### Objective
Return the lines beginning at the one that contains "Give me a plain-text" and continuing to the end of the entries, including both ends, exactly as written and nothing else.

Begin Dataset extract

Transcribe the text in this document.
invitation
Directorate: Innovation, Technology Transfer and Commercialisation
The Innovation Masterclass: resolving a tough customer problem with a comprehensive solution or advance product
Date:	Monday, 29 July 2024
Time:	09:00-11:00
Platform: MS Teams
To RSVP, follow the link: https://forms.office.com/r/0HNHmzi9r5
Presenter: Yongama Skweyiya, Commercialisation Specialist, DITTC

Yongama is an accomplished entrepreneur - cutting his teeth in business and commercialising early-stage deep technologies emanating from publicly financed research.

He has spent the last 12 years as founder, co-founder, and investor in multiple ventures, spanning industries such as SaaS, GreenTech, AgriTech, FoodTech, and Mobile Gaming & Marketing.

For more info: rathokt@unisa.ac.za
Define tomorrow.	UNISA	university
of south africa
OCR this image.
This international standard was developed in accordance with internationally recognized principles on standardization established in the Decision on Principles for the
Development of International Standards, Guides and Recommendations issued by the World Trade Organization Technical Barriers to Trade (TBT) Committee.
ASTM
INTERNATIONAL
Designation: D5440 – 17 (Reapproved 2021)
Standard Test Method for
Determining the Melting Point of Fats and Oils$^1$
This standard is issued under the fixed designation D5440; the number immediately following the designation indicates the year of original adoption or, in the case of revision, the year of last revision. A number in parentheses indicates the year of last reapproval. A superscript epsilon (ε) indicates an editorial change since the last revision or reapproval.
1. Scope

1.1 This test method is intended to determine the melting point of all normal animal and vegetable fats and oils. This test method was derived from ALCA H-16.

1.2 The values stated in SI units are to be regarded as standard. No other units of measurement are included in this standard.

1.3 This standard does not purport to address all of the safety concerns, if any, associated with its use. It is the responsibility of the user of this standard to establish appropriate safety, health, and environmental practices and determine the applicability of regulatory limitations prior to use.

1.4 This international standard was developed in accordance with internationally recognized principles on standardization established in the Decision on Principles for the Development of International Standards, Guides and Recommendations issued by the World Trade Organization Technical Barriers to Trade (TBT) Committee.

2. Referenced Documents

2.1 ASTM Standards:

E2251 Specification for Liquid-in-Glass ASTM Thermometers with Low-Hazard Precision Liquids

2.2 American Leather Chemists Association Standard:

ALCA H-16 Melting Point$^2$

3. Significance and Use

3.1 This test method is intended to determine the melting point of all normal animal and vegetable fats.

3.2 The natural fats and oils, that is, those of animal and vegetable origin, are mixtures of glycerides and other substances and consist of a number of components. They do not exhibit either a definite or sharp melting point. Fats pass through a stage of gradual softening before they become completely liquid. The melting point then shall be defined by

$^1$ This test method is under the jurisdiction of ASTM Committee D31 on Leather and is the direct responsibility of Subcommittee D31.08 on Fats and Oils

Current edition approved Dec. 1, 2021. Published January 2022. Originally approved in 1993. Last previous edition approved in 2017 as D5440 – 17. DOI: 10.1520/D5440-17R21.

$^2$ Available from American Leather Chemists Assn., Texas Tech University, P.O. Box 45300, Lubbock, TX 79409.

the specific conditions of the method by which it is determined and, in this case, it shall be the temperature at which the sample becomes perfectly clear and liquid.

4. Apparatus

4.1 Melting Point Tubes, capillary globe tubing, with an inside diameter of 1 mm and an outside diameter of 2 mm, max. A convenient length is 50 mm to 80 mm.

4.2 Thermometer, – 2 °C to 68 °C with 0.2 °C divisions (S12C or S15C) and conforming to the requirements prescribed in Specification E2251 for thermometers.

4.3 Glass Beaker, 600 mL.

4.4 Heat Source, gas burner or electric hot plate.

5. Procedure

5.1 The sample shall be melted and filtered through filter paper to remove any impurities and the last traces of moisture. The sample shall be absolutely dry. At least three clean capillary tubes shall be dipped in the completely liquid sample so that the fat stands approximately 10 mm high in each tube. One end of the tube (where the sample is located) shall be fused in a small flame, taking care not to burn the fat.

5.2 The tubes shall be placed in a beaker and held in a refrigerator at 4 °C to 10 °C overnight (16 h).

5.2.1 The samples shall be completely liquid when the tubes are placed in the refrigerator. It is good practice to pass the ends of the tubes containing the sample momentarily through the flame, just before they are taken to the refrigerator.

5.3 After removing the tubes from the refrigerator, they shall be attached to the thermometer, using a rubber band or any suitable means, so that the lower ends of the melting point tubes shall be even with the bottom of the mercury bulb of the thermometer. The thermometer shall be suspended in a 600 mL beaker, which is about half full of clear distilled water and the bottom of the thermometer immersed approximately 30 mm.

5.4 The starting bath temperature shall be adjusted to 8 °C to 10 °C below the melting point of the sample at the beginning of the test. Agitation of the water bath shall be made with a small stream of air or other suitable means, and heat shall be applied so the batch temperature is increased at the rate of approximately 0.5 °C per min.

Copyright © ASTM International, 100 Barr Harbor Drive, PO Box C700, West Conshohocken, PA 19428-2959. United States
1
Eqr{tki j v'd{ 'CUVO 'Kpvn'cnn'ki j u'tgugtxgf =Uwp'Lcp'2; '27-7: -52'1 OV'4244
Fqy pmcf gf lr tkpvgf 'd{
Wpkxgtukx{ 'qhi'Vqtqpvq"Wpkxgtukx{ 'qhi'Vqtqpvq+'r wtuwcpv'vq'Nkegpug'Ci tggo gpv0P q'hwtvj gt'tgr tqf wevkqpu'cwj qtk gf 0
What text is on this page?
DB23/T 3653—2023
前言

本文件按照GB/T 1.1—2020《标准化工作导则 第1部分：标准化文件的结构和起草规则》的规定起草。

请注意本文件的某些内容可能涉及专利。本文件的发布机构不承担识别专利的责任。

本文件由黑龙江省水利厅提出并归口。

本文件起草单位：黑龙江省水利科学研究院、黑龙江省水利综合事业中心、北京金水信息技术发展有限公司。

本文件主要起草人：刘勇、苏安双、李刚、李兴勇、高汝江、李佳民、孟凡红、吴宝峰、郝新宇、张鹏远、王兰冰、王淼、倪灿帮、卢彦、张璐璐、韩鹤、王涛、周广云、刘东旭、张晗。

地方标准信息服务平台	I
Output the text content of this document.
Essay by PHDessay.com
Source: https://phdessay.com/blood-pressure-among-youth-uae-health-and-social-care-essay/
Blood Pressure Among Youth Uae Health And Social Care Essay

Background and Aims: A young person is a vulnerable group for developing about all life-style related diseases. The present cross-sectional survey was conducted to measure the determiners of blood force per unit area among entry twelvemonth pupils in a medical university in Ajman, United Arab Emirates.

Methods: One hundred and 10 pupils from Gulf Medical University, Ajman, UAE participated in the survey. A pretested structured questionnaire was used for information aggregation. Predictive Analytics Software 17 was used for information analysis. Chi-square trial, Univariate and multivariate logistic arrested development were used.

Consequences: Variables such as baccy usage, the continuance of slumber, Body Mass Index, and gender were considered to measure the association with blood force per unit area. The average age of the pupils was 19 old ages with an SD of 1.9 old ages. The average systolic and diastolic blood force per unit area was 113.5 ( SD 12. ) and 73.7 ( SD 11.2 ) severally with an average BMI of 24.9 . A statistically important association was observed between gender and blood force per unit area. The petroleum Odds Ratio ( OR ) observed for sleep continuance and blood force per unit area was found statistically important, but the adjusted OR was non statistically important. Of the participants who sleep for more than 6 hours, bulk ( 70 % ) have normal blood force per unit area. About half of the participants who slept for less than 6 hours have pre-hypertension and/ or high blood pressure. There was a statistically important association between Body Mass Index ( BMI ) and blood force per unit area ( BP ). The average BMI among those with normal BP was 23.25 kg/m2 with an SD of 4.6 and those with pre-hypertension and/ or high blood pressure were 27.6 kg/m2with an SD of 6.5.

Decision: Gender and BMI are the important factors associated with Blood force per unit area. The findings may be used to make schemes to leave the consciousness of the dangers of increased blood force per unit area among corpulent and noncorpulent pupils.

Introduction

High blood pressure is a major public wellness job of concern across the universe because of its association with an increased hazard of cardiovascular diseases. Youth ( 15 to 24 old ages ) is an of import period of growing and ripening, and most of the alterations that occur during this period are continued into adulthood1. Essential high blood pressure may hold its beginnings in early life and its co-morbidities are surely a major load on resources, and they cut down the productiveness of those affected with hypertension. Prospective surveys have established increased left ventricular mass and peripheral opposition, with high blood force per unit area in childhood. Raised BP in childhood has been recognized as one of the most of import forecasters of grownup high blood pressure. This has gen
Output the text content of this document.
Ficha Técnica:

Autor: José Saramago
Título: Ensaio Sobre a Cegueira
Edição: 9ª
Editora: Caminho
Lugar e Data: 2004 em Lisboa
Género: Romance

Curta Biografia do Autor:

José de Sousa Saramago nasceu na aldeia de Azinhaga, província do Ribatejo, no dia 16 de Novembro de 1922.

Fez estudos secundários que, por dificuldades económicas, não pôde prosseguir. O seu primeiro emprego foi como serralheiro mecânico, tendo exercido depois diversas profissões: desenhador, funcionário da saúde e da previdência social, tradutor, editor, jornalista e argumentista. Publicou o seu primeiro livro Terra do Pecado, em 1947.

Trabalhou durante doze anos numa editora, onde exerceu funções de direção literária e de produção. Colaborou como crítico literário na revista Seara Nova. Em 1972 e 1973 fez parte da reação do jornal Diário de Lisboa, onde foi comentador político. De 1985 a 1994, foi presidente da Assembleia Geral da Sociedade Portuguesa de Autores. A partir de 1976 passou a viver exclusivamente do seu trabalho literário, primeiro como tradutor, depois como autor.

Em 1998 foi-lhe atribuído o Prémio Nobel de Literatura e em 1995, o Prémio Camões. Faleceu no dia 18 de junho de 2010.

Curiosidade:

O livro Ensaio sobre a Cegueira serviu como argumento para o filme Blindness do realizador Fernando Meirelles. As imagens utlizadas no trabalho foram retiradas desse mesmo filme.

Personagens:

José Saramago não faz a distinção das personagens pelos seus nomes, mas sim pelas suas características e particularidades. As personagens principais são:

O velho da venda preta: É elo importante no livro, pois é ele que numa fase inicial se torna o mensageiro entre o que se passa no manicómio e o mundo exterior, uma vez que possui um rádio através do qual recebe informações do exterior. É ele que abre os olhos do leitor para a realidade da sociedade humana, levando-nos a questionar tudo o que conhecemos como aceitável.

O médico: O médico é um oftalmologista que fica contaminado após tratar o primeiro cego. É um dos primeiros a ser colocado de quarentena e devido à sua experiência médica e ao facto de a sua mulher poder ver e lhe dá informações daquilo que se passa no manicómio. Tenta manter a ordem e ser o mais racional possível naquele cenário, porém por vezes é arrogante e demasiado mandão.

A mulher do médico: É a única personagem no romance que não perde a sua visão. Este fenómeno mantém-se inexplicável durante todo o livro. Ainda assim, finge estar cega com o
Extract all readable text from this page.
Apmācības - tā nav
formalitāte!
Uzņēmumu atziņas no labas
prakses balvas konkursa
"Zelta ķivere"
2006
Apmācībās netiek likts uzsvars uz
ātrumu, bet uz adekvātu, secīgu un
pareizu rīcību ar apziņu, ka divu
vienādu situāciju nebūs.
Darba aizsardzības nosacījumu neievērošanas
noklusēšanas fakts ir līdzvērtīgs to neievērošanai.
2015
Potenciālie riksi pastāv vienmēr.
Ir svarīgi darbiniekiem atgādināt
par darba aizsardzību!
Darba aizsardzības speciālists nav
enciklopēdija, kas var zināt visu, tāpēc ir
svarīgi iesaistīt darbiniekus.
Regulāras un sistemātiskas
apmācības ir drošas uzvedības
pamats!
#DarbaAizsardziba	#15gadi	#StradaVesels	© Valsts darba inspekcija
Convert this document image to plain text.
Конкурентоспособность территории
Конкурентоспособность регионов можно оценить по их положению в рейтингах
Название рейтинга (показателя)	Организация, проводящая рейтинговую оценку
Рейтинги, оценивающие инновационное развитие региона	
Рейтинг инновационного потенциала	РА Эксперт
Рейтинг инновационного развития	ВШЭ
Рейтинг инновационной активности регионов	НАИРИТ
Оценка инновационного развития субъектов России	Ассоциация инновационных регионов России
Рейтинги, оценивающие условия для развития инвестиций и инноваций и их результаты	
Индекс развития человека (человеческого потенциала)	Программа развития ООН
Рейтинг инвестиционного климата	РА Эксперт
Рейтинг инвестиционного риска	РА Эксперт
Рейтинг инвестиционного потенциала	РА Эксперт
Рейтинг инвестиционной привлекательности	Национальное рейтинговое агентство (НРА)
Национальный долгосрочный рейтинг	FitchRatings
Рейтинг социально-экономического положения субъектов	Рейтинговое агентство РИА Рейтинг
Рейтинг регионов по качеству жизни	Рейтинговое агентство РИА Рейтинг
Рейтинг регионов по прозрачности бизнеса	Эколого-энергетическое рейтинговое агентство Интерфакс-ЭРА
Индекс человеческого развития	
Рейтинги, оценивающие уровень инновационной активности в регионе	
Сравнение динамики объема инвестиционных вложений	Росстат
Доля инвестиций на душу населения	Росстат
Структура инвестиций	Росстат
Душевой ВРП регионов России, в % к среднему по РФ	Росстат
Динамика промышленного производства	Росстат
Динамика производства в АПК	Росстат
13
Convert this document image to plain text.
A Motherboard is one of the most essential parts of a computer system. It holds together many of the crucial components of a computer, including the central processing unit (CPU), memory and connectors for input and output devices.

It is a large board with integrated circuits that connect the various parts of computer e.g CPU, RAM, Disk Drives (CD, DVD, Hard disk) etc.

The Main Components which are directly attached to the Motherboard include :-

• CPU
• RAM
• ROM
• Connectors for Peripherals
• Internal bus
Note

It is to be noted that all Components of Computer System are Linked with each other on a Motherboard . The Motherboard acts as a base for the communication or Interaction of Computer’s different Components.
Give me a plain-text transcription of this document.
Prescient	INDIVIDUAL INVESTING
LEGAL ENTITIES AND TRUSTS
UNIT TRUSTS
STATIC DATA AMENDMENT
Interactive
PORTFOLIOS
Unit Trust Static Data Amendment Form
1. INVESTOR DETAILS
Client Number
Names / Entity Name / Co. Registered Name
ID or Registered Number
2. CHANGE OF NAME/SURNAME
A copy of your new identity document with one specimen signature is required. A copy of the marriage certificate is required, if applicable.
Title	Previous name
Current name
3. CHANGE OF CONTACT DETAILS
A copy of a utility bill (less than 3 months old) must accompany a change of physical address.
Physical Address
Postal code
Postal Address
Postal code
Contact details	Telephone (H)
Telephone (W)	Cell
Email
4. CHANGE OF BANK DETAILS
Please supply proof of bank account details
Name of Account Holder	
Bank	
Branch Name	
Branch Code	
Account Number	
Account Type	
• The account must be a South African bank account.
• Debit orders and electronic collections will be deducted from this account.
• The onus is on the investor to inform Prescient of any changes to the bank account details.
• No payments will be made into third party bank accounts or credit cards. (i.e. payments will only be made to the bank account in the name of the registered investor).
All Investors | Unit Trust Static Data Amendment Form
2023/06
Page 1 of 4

End Dataset extract

### Written response
Give me a plain-text transcription of this document.
Prescient	INDIVIDUAL INVESTING
LEGAL ENTITIES AND TRUSTS
UNIT TRUSTS
STATIC DATA AMENDMENT
Interactive
PORTFOLIOS
Unit Trust Static Data Amendment Form
1. INVESTOR DETAILS
Client Number
Names / Entity Name / Co. Registered Name
ID or Registered Number
2. CHANGE OF NAME/SURNAME
A copy of your new identity document with one specimen signature is required. A copy of the marriage certificate is required, if applicable.
Title	Previous name
Current name
3. CHANGE OF CONTACT DETAILS
A copy of a utility bill (less than 3 months old) must accompany a change of physical address.
Physical Address
Postal code
Postal Address
Postal code
Contact details	Telephone (H)
Telephone (W)	Cell
Email
4. CHANGE OF BANK DETAILS
Please supply proof of bank account details
Name of Account Holder	
Bank	
Branch Name	
Branch Code	
Account Number	
Account Type	
• The account must be a South African bank account.
• Debit orders and electronic collections will be deducted from this account.
• The onus is on the investor to inform Prescient of any changes to the bank account details.
• No payments will be made into third party bank accounts or credit cards. (i.e. payments will only be made to the bank account in the name of the registered investor).
All Investors | Unit Trust Static Data Amendment Form
2023/06
Page 1 of 4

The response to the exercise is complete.